Work instructions >>
Give the listing again in full, exactly as written.

Input data >>
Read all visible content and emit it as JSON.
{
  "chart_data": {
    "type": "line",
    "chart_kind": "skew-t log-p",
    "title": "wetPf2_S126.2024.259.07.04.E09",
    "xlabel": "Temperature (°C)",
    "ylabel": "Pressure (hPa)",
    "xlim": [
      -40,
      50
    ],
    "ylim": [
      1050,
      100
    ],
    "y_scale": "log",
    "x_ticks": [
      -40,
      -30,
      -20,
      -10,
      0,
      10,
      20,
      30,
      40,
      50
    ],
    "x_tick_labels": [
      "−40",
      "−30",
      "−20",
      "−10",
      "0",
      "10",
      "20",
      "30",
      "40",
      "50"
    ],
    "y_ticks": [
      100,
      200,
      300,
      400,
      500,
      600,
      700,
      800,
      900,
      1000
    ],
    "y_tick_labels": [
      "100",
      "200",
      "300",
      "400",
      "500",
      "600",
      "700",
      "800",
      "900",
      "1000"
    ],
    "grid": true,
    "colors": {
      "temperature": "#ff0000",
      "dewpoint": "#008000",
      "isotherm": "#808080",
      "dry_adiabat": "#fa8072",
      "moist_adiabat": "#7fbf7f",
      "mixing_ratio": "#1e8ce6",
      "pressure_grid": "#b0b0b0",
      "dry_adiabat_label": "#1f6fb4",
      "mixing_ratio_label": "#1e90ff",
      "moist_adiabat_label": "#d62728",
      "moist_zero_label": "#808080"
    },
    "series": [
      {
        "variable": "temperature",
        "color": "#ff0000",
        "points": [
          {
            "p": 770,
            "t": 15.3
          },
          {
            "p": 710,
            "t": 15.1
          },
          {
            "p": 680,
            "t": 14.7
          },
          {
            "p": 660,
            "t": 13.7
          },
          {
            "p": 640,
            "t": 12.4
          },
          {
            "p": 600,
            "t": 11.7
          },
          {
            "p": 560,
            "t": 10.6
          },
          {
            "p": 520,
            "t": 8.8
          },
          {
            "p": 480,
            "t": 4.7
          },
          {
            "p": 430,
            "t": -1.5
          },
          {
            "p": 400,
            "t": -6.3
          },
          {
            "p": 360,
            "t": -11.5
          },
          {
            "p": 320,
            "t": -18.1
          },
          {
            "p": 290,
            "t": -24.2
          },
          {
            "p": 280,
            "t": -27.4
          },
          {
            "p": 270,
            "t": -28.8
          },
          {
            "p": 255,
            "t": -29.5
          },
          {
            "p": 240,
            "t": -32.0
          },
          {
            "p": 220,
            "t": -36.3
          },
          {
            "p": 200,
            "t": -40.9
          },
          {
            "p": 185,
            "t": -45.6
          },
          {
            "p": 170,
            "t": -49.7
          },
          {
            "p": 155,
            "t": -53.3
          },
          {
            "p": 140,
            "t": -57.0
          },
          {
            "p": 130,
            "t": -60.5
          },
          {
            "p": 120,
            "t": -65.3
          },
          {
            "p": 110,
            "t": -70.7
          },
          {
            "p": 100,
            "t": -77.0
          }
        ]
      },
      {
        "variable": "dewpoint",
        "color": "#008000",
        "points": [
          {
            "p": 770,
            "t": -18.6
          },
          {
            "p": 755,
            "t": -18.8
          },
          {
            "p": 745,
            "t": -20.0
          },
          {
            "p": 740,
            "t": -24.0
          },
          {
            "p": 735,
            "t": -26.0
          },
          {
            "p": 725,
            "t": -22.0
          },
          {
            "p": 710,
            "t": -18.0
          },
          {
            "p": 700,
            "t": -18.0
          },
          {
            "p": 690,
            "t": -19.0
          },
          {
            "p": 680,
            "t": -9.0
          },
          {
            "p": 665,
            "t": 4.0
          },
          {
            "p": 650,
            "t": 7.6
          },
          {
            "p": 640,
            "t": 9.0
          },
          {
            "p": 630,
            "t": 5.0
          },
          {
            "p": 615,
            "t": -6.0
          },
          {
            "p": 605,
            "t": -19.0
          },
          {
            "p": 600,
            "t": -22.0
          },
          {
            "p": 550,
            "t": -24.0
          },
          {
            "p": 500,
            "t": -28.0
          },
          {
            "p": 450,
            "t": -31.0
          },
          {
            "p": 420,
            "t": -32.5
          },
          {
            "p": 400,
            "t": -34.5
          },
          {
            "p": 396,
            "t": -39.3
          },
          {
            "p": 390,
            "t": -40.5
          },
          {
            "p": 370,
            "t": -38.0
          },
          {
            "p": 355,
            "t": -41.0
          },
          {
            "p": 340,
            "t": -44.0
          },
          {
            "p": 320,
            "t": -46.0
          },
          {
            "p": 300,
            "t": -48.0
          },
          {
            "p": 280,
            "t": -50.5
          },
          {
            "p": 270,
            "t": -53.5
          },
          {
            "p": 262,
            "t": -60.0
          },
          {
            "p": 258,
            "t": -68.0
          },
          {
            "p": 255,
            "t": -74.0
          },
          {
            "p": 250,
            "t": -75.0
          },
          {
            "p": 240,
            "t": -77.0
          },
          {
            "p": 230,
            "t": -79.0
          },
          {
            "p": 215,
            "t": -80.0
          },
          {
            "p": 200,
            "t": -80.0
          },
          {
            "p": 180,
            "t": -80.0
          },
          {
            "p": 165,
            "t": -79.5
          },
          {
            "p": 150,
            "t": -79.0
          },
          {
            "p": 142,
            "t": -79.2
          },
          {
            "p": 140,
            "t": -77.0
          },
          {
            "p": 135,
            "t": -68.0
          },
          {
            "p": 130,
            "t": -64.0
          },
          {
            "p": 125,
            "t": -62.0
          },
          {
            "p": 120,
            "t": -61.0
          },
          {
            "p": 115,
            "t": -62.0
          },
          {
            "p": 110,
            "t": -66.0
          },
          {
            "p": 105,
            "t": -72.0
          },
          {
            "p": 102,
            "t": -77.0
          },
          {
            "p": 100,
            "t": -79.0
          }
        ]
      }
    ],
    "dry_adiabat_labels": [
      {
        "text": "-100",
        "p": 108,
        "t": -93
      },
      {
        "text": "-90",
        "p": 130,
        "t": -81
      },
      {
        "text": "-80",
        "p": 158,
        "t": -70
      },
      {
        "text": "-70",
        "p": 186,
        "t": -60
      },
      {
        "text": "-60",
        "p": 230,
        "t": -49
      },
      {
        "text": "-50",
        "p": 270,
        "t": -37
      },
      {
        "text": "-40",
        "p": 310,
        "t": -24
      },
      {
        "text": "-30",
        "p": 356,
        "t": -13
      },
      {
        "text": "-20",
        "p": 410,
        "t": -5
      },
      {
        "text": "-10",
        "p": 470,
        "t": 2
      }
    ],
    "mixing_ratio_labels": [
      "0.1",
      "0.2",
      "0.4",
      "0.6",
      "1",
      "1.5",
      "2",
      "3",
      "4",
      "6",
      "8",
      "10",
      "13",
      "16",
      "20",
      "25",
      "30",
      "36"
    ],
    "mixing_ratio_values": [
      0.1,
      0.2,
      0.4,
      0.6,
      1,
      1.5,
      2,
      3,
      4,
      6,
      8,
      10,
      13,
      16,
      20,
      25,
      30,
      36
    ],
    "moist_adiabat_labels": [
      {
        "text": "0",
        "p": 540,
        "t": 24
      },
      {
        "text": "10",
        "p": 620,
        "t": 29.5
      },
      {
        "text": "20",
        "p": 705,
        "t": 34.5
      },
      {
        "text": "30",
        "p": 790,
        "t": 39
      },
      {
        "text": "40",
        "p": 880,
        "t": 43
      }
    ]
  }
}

Response to the task >>
Read all visible content and emit it as JSON.
{
  "chart_data": {
    "type": "line",
    "chart_kind": "skew-t log-p",
    "title": "wetPf2_S126.2024.259.07.04.E09",
    "xlabel": "Temperature (°C)",
    "ylabel": "Pressure (hPa)",
    "xlim": [
      -40,
      50
    ],
    "ylim": [
      1050,
      100
    ],
    "y_scale": "log",
    "x_ticks": [
      -40,
      -30,
      -20,
      -10,
      0,
      10,
      20,
      30,
      40,
      50
    ],
    "x_tick_labels": [
      "−40",
      "−30",
      "−20",
      "−10",
      "0",
      "10",
      "20",
      "30",
      "40",
      "50"
    ],
    "y_ticks": [
      100,
      200,
      300,
      400,
      500,
      600,
      700,
      800,
      900,
      1000
    ],
    "y_tick_labels": [
      "100",
      "200",
      "300",
      "400",
      "500",
      "600",
      "700",
      "800",
      "900",
      "1000"
    ],
    "grid": true,
    "colors": {
      "temperature": "#ff0000",
      "dewpoint": "#008000",
      "isotherm": "#808080",
      "dry_adiabat": "#fa8072",
      "moist_adiabat": "#7fbf7f",
      "mixing_ratio": "#1e8ce6",
      "pressure_grid": "#b0b0b0",
      "dry_adiabat_label": "#1f6fb4",
      "mixing_ratio_label": "#1e90ff",
      "moist_adiabat_label": "#d62728",
      "moist_zero_label": "#808080"
    },
    "series": [
      {
        "variable": "temperature",
        "color": "#ff0000",
        "points": [
          {
            "p": 770,
            "t": 15.3
          },
          {
            "p": 710,
            "t": 15.1
          },
          {
            "p": 680,
            "t": 14.7
          },
          {
            "p": 660,
            "t": 13.7
          },
          {
            "p": 640,
            "t": 12.4
          },
          {
            "p": 600,
            "t": 11.7
          },
          {
            "p": 560,
            "t": 10.6
          },
          {
            "p": 520,
            "t": 8.8
          },
          {
            "p": 480,
            "t": 4.7
          },
          {
            "p": 430,
            "t": -1.5
          },
          {
            "p": 400,
            "t": -6.3
          },
          {
            "p": 360,
            "t": -11.5
          },
          {
            "p": 320,
            "t": -18.1
          },
          {
            "p": 290,
            "t": -24.2
          },
          {
            "p": 280,
            "t": -27.4
          },
          {
            "p": 270,
            "t": -28.8
          },
          {
            "p": 255,
            "t": -29.5
          },
          {
            "p": 240,
            "t": -32.0
          },
          {
            "p": 220,
            "t": -36.3
          },
          {
            "p": 200,
            "t": -40.9
          },
          {
            "p": 185,
            "t": -45.6
          },
          {
            "p": 170,
            "t": -49.7
          },
          {
            "p": 155,
            "t": -53.3
          },
          {
            "p": 140,
            "t": -57.0
          },
          {
            "p": 130,
            "t": -60.5
          },
          {
            "p": 120,
            "t": -65.3
          },
          {
            "p": 110,
            "t": -70.7
          },
          {
            "p": 100,
            "t": -77.0
          }
        ]
      },
      {
        "variable": "dewpoint",
        "color": "#008000",
        "points": [
          {
            "p": 770,
            "t": -18.6
          },
          {
            "p": 755,
            "t": -18.8
          },
          {
            "p": 745,
            "t": -20.0
          },
          {
            "p": 740,
            "t": -24.0
          },
          {
            "p": 735,
            "t": -26.0
          },
          {
            "p": 725,
            "t": -22.0
          },
          {
            "p": 710,
            "t": -18.0
          },
          {
            "p": 700,
            "t": -18.0
          },
          {
            "p": 690,
            "t": -19.0
          },
          {
            "p": 680,
            "t": -9.0
          },
          {
            "p": 665,
            "t": 4.0
          },
          {
            "p": 650,
            "t": 7.6
          },
          {
            "p": 640,
            "t": 9.0
          },
          {
            "p": 630,
            "t": 5.0
          },
          {
            "p": 615,
            "t": -6.0
          },
          {
            "p": 605,
            "t": -19.0
          },
          {
            "p": 600,
            "t": -22.0
          },
          {
            "p": 550,
            "t": -24.0
          },
          {
            "p": 500,
            "t": -28.0
          },
          {
            "p": 450,
            "t": -31.0
          },
          {
            "p": 420,
            "t": -32.5
          },
          {
            "p": 400,
            "t": -34.5
          },
          {
            "p": 396,
            "t": -39.3
          },
          {
            "p": 390,
            "t": -40.5
          },
          {
            "p": 370,
            "t": -38.0
          },
          {
            "p": 355,
            "t": -41.0
          },
          {
            "p": 340,
            "t": -44.0
          },
          {
            "p": 320,
            "t": -46.0
          },
          {
            "p": 300,
            "t": -48.0
          },
          {
            "p": 280,
            "t": -50.5
          },
          {
            "p": 270,
            "t": -53.5
          },
          {
            "p": 262,
            "t": -60.0
          },
          {
            "p": 258,
            "t": -68.0
          },
          {
            "p": 255,
            "t": -74.0
          },
          {
            "p": 250,
            "t": -75.0
          },
          {
            "p": 240,
            "t": -77.0
          },
          {
            "p": 230,
            "t": -79.0
          },
          {
            "p": 215,
            "t": -80.0
          },
          {
            "p": 200,
            "t": -80.0
          },
          {
            "p": 180,
            "t": -80.0
          },
          {
            "p": 165,
            "t": -79.5
          },
          {
            "p": 150,
            "t": -79.0
          },
          {
            "p": 142,
            "t": -79.2
          },
          {
            "p": 140,
            "t": -77.0
          },
          {
            "p": 135,
            "t": -68.0
          },
          {
            "p": 130,
            "t": -64.0
          },
          {
            "p": 125,
            "t": -62.0
          },
          {
            "p": 120,
            "t": -61.0
          },
          {
            "p": 115,
            "t": -62.0
          },
          {
            "p": 110,
            "t": -66.0
          },
          {
            "p": 105,
            "t": -72.0
          },
          {
            "p": 102,
            "t": -77.0
          },
          {
            "p": 100,
            "t": -79.0
          }
        ]
      }
    ],
    "dry_adiabat_labels": [
      {
        "text": "-100",
        "p": 108,
        "t": -93
      },
      {
        "text": "-90",
        "p": 130,
        "t": -81
      },
      {
        "text": "-80",
        "p": 158,
        "t": -70
      },
      {
        "text": "-70",
        "p": 186,
        "t": -60
      },
      {
        "text": "-60",
        "p": 230,
        "t": -49
      },
      {
        "text": "-50",
        "p": 270,
        "t": -37
      },
      {
        "text": "-40",
        "p": 310,
        "t": -24
      },
      {
        "text": "-30",
        "p": 356,
        "t": -13
      },
      {
        "text": "-20",
        "p": 410,
        "t": -5
      },
      {
        "text": "-10",
        "p": 470,
        "t": 2
      }
    ],
    "mixing_ratio_labels": [
      "0.1",
      "0.2",
      "0.4",
      "0.6",
      "1",
      "1.5",
      "2",
      "3",
      "4",
      "6",
      "8",
      "10",
      "13",
      "16",
      "20",
      "25",
      "30",
      "36"
    ],
    "mixing_ratio_values": [
      0.1,
      0.2,
      0.4,
      0.6,
      1,
      1.5,
      2,
      3,
      4,
      6,
      8,
      10,
      13,
      16,
      20,
      25,
      30,
      36
    ],
    "moist_adiabat_labels": [
      {
        "text": "0",
        "p": 540,
        "t": 24
      },
      {
        "text": "10",
        "p": 620,
        "t": 29.5
      },
      {
        "text": "20",
        "p": 705,
        "t": 34.5
      },
      {
        "text": "30",
        "p": 790,
        "t": 39
      },
      {
        "text": "40",
        "p": 880,
        "t": 43
      }
    ]
  }
}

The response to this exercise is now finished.